[Dataset entries on figures]

######

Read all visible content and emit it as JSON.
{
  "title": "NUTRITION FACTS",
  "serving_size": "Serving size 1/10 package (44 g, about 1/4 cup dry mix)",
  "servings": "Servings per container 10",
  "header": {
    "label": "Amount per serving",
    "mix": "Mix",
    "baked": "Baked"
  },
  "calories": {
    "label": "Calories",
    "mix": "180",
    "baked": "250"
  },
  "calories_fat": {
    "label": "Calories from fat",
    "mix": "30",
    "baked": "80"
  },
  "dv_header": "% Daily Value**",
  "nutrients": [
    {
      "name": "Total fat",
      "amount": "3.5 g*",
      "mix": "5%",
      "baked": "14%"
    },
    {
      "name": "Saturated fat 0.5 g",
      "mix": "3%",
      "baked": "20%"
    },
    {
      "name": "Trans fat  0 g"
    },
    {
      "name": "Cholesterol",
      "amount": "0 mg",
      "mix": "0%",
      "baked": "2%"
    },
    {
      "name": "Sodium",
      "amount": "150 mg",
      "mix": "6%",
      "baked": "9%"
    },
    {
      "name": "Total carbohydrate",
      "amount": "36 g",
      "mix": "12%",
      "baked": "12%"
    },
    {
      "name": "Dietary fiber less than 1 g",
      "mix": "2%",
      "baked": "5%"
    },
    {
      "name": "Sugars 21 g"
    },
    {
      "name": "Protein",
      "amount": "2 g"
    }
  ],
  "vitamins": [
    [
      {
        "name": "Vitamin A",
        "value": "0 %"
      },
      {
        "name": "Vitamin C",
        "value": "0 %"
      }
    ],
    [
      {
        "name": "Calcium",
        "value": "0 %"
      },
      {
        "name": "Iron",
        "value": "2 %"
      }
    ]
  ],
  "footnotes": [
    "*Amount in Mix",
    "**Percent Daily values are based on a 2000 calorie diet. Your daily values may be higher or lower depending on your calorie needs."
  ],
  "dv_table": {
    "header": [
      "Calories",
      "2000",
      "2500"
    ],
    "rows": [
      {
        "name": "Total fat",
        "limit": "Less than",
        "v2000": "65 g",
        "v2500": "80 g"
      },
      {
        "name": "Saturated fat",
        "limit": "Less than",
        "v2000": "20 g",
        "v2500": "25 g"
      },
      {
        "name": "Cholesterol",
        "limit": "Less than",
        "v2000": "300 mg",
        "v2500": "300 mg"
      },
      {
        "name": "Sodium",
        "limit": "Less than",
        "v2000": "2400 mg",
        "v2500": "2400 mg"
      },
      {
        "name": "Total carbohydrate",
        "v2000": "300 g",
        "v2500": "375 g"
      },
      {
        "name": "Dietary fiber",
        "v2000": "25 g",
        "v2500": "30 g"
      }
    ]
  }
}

######

**The task**
Return all the data above once more, precisely as given.

**Completed task**
Read all visible content and emit it as JSON.
{
  "title": "NUTRITION FACTS",
  "serving_size": "Serving size 1/10 package (44 g, about 1/4 cup dry mix)",
  "servings": "Servings per container 10",
  "header": {
    "label": "Amount per serving",
    "mix": "Mix",
    "baked": "Baked"
  },
  "calories": {
    "label": "Calories",
    "mix": "180",
    "baked": "250"
  },
  "calories_fat": {
    "label": "Calories from fat",
    "mix": "30",
    "baked": "80"
  },
  "dv_header": "% Daily Value**",
  "nutrients": [
    {
      "name": "Total fat",
      "amount": "3.5 g*",
      "mix": "5%",
      "baked": "14%"
    },
    {
      "name": "Saturated fat 0.5 g",
      "mix": "3%",
      "baked": "20%"
    },
    {
      "name": "Trans fat  0 g"
    },
    {
      "name": "Cholesterol",
      "amount": "0 mg",
      "mix": "0%",
      "baked": "2%"
    },
    {
      "name": "Sodium",
      "amount": "150 mg",
      "mix": "6%",
      "baked": "9%"
    },
    {
      "name": "Total carbohydrate",
      "amount": "36 g",
      "mix": "12%",
      "baked": "12%"
    },
    {
      "name": "Dietary fiber less than 1 g",
      "mix": "2%",
      "baked": "5%"
    },
    {
      "name": "Sugars 21 g"
    },
    {
      "name": "Protein",
      "amount": "2 g"
    }
  ],
  "vitamins": [
    [
      {
        "name": "Vitamin A",
        "value": "0 %"
      },
      {
        "name": "Vitamin C",
        "value": "0 %"
      }
    ],
    [
      {
        "name": "Calcium",
        "value": "0 %"
      },
      {
        "name": "Iron",
        "value": "2 %"
      }
    ]
  ],
  "footnotes": [
    "*Amount in Mix",
    "**Percent Daily values are based on a 2000 calorie diet. Your daily values may be higher or lower depending on your calorie needs."
  ],
  "dv_table": {
    "header": [
      "Calories",
      "2000",
      "2500"
    ],
    "rows": [
      {
        "name": "Total fat",
        "limit": "Less than",
        "v2000": "65 g",
        "v2500": "80 g"
      },
      {
        "name": "Saturated fat",
        "limit": "Less than",
        "v2000": "20 g",
        "v2500": "25 g"
      },
      {
        "name": "Cholesterol",
        "limit": "Less than",
        "v2000": "300 mg",
        "v2500": "300 mg"
      },
      {
        "name": "Sodium",
        "limit": "Less than",
        "v2000": "2400 mg",
        "v2500": "2400 mg"
      },
      {
        "name": "Total carbohydrate",
        "v2000": "300 g",
        "v2500": "375 g"
      },
      {
        "name": "Dietary fiber",
        "v2000": "25 g",
        "v2500": "30 g"
      }
    ]
  }
}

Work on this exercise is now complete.